## BEGIN

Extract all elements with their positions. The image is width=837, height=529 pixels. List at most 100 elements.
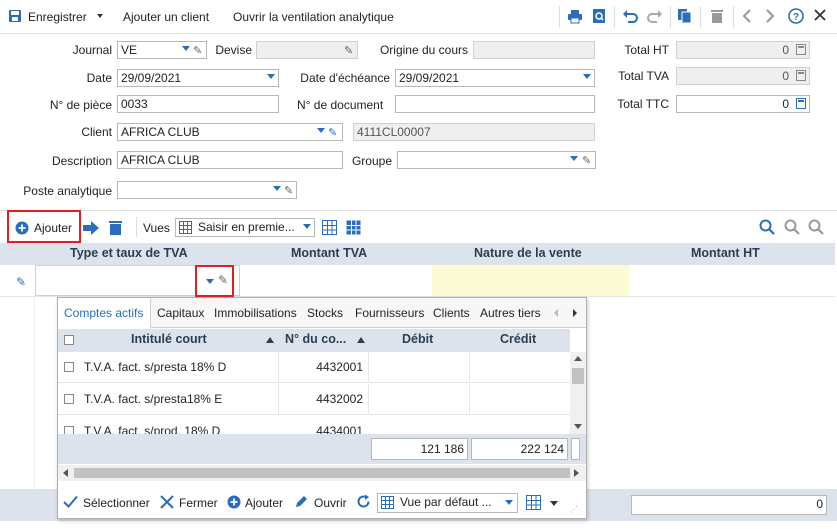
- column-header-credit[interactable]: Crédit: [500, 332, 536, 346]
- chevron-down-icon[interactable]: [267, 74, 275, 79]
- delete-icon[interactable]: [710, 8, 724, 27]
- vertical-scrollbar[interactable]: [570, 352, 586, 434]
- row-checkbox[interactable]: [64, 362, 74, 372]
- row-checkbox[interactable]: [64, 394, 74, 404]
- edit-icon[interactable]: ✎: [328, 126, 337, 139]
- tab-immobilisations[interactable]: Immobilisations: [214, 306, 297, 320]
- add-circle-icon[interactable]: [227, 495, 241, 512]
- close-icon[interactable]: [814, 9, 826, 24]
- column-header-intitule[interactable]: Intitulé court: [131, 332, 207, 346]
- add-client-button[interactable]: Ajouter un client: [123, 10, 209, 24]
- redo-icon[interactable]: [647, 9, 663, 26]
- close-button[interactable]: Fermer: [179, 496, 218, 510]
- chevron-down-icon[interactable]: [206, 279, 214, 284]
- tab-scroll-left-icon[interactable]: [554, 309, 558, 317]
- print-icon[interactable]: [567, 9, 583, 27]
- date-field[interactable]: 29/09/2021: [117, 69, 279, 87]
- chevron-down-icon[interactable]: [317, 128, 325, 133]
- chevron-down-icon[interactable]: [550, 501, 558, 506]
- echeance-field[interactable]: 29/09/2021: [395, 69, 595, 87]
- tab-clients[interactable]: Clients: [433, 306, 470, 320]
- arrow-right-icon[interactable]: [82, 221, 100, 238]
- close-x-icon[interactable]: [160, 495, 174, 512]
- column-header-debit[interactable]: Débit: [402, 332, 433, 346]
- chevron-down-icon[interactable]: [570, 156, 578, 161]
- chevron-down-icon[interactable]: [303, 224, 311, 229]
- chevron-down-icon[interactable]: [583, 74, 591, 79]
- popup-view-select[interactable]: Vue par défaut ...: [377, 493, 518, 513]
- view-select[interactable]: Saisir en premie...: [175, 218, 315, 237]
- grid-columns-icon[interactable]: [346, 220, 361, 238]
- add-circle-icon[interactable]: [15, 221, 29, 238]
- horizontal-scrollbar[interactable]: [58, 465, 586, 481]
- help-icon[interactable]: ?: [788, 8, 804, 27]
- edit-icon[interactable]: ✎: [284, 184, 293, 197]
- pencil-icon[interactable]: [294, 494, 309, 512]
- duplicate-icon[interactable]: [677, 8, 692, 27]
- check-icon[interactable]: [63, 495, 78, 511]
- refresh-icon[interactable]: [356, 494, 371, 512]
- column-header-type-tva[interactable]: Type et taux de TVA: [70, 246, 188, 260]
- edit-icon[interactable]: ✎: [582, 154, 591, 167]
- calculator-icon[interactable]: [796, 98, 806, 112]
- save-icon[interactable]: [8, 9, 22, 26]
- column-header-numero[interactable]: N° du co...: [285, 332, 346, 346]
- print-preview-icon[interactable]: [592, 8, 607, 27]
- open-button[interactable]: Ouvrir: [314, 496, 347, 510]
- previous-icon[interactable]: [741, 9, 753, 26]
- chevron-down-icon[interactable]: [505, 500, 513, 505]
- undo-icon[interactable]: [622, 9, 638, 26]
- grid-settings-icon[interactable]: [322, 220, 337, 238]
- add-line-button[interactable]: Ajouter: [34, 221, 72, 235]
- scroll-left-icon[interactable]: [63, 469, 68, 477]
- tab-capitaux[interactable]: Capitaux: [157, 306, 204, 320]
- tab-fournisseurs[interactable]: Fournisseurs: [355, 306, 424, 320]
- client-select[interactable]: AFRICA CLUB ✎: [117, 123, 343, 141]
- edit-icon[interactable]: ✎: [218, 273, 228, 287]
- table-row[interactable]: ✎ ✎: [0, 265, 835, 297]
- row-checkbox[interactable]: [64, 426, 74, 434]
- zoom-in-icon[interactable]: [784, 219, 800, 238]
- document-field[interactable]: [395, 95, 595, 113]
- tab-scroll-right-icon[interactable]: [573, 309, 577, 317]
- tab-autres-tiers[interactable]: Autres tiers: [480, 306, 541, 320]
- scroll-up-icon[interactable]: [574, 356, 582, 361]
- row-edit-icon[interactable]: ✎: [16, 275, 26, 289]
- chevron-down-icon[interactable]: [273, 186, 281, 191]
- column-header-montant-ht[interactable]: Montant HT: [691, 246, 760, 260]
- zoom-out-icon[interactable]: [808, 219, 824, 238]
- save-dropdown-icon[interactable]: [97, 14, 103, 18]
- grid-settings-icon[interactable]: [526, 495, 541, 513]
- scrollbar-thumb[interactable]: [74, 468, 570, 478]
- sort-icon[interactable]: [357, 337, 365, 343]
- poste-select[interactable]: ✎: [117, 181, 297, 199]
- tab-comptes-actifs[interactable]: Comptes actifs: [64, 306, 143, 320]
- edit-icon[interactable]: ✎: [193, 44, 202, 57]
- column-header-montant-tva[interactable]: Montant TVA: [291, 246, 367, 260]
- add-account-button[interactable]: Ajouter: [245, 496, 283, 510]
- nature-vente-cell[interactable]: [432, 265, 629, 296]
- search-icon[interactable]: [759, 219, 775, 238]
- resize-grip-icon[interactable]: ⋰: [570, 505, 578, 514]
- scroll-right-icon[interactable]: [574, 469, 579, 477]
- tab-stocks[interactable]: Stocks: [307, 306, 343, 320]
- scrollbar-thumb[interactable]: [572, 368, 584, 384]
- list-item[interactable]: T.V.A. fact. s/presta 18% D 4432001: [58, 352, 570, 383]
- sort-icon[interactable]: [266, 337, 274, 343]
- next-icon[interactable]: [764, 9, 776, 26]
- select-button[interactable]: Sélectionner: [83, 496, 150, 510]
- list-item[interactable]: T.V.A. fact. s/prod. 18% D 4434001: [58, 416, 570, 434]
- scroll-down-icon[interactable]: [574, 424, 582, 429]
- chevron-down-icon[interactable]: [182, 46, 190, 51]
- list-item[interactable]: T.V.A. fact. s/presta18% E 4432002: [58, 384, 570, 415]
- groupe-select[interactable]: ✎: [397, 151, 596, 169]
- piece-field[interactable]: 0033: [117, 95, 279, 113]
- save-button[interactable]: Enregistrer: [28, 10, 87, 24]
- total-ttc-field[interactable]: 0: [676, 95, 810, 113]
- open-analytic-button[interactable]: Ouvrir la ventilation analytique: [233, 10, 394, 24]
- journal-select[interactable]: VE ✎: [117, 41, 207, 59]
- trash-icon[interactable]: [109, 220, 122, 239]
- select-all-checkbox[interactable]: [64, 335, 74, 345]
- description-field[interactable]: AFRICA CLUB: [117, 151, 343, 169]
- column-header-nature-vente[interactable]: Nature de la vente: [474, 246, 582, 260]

## END

Express the text in the item above as a numbered list, one line per entry, with blank lines left out and the picture omitted.

### Reply to the task
1. Extract all elements with their positions. The image is width=837, height=529 pixels. List at most 100 elements.
2. - column-header-credit[interactable]: Crédit: [500, 332, 536, 346]
3. - chevron-down-icon[interactable]: [267, 74, 275, 79]
4. - delete-icon[interactable]: [710, 8, 724, 27]
5. - vertical-scrollbar[interactable]: [570, 352, 586, 434]
6. - row-checkbox[interactable]: [64, 362, 74, 372]
7. - row-checkbox[interactable]: [64, 394, 74, 404]
8. - edit-icon[interactable]: ✎: [328, 126, 337, 139]
9. - tab-immobilisations[interactable]: Immobilisations: [214, 306, 297, 320]
10. - add-circle-icon[interactable]: [227, 495, 241, 512]
11. - close-icon[interactable]: [814, 9, 826, 24]
12. - column-header-intitule[interactable]: Intitulé court: [131, 332, 207, 346]
13. - add-client-button[interactable]: Ajouter un client: [123, 10, 209, 24]
14. - redo-icon[interactable]: [647, 9, 663, 26]
15. - close-button[interactable]: Fermer: [179, 496, 218, 510]
16. - chevron-down-icon[interactable]: [206, 279, 214, 284]
17. - tab-scroll-left-icon[interactable]: [554, 309, 558, 317]
18. - print-icon[interactable]: [567, 9, 583, 27]
19. - date-field[interactable]: 29/09/2021: [117, 69, 279, 87]
20. - chevron-down-icon[interactable]: [317, 128, 325, 133]
21. - chevron-down-icon[interactable]: [550, 501, 558, 506]
22. - echeance-field[interactable]: 29/09/2021: [395, 69, 595, 87]
23. - tab-clients[interactable]: Clients: [433, 306, 470, 320]
24. - arrow-right-icon[interactable]: [82, 221, 100, 238]
25. - close-x-icon[interactable]: [160, 495, 174, 512]
26. - column-header-debit[interactable]: Débit: [402, 332, 433, 346]
27. - chevron-down-icon[interactable]: [570, 156, 578, 161]
28. - chevron-down-icon[interactable]: [303, 224, 311, 229]
29. - chevron-down-icon[interactable]: [583, 74, 591, 79]
30. - popup-view-select[interactable]: Vue par défaut ...: [377, 493, 518, 513]
31. - view-select[interactable]: Saisir en premie...: [175, 218, 315, 237]
32. - grid-columns-icon[interactable]: [346, 220, 361, 238]
33. - add-circle-icon[interactable]: [15, 221, 29, 238]
34. - horizontal-scrollbar[interactable]: [58, 465, 586, 481]
35. - help-icon[interactable]: ?: [788, 8, 804, 27]
36. - edit-icon[interactable]: ✎: [284, 184, 293, 197]
37. - pencil-icon[interactable]: [294, 494, 309, 512]
38. - duplicate-icon[interactable]: [677, 8, 692, 27]
39. - check-icon[interactable]: [63, 495, 78, 511]
40. - refresh-icon[interactable]: [356, 494, 371, 512]
41. - column-header-type-tva[interactable]: Type et taux de TVA: [70, 246, 188, 260]
42. - edit-icon[interactable]: ✎: [582, 154, 591, 167]
43. - calculator-icon[interactable]: [796, 98, 806, 112]
44. - save-icon[interactable]: [8, 9, 22, 26]
45. - column-header-numero[interactable]: N° du co...: [285, 332, 346, 346]
46. - print-preview-icon[interactable]: [592, 8, 607, 27]
47. - open-button[interactable]: Ouvrir: [314, 496, 347, 510]
48. - previous-icon[interactable]: [741, 9, 753, 26]
49. - chevron-down-icon[interactable]: [505, 500, 513, 505]
50. - undo-icon[interactable]: [622, 9, 638, 26]
51. - grid-settings-icon[interactable]: [322, 220, 337, 238]
52. - add-line-button[interactable]: Ajouter: [34, 221, 72, 235]
53. - scroll-left-icon[interactable]: [63, 469, 68, 477]
54. - tab-capitaux[interactable]: Capitaux: [157, 306, 204, 320]
55. - tab-fournisseurs[interactable]: Fournisseurs: [355, 306, 424, 320]
56. - client-select[interactable]: AFRICA CLUB ✎: [117, 123, 343, 141]
57. - edit-icon[interactable]: ✎: [218, 273, 228, 287]
58. - table-row[interactable]: ✎ ✎: [0, 265, 835, 297]
59. - row-checkbox[interactable]: [64, 426, 74, 434]
60. - zoom-in-icon[interactable]: [784, 219, 800, 238]
61. - document-field[interactable]: [395, 95, 595, 113]
62. - tab-scroll-right-icon[interactable]: [573, 309, 577, 317]
63. - tab-autres-tiers[interactable]: Autres tiers: [480, 306, 541, 320]
64. - scroll-up-icon[interactable]: [574, 356, 582, 361]
65. - row-edit-icon[interactable]: ✎: [16, 275, 26, 289]
66. - chevron-down-icon[interactable]: [273, 186, 281, 191]
67. - column-header-montant-ht[interactable]: Montant HT: [691, 246, 760, 260]
68. - zoom-out-icon[interactable]: [808, 219, 824, 238]
69. - save-dropdown-icon[interactable]: [97, 14, 103, 18]
70. - grid-settings-icon[interactable]: [526, 495, 541, 513]
71. - scrollbar-thumb[interactable]: [74, 468, 570, 478]
72. - sort-icon[interactable]: [357, 337, 365, 343]
73. - poste-select[interactable]: ✎: [117, 181, 297, 199]
74. - tab-comptes-actifs[interactable]: Comptes actifs: [64, 306, 143, 320]
75. - edit-icon[interactable]: ✎: [193, 44, 202, 57]
76. - column-header-montant-tva[interactable]: Montant TVA: [291, 246, 367, 260]
77. - add-account-button[interactable]: Ajouter: [245, 496, 283, 510]
78. - nature-vente-cell[interactable]: [432, 265, 629, 296]
79. - search-icon[interactable]: [759, 219, 775, 238]
80. - resize-grip-icon[interactable]: ⋰: [570, 505, 578, 514]
81. - scroll-right-icon[interactable]: [574, 469, 579, 477]
82. - tab-stocks[interactable]: Stocks: [307, 306, 343, 320]
83. - scrollbar-thumb[interactable]: [572, 368, 584, 384]
84. - list-item[interactable]: T.V.A. fact. s/presta 18% D 4432001: [58, 352, 570, 383]
85. - sort-icon[interactable]: [266, 337, 274, 343]
86. - next-icon[interactable]: [764, 9, 776, 26]
87. - select-button[interactable]: Sélectionner: [83, 496, 150, 510]
88. - list-item[interactable]: T.V.A. fact. s/prod. 18% D 4434001: [58, 416, 570, 434]
89. - scroll-down-icon[interactable]: [574, 424, 582, 429]
90. - chevron-down-icon[interactable]: [182, 46, 190, 51]
91. - list-item[interactable]: T.V.A. fact. s/presta18% E 4432002: [58, 384, 570, 415]
92. - groupe-select[interactable]: ✎: [397, 151, 596, 169]
93. - piece-field[interactable]: 0033: [117, 95, 279, 113]
94. - save-button[interactable]: Enregistrer: [28, 10, 87, 24]
95. - total-ttc-field[interactable]: 0: [676, 95, 810, 113]
96. - open-analytic-button[interactable]: Ouvrir la ventilation analytique: [233, 10, 394, 24]
97. - journal-select[interactable]: VE ✎: [117, 41, 207, 59]
98. - trash-icon[interactable]: [109, 220, 122, 239]
99. - select-all-checkbox[interactable]: [64, 335, 74, 345]
100. - description-field[interactable]: AFRICA CLUB: [117, 151, 343, 169]
101. - column-header-nature-vente[interactable]: Nature de la vente: [474, 246, 582, 260]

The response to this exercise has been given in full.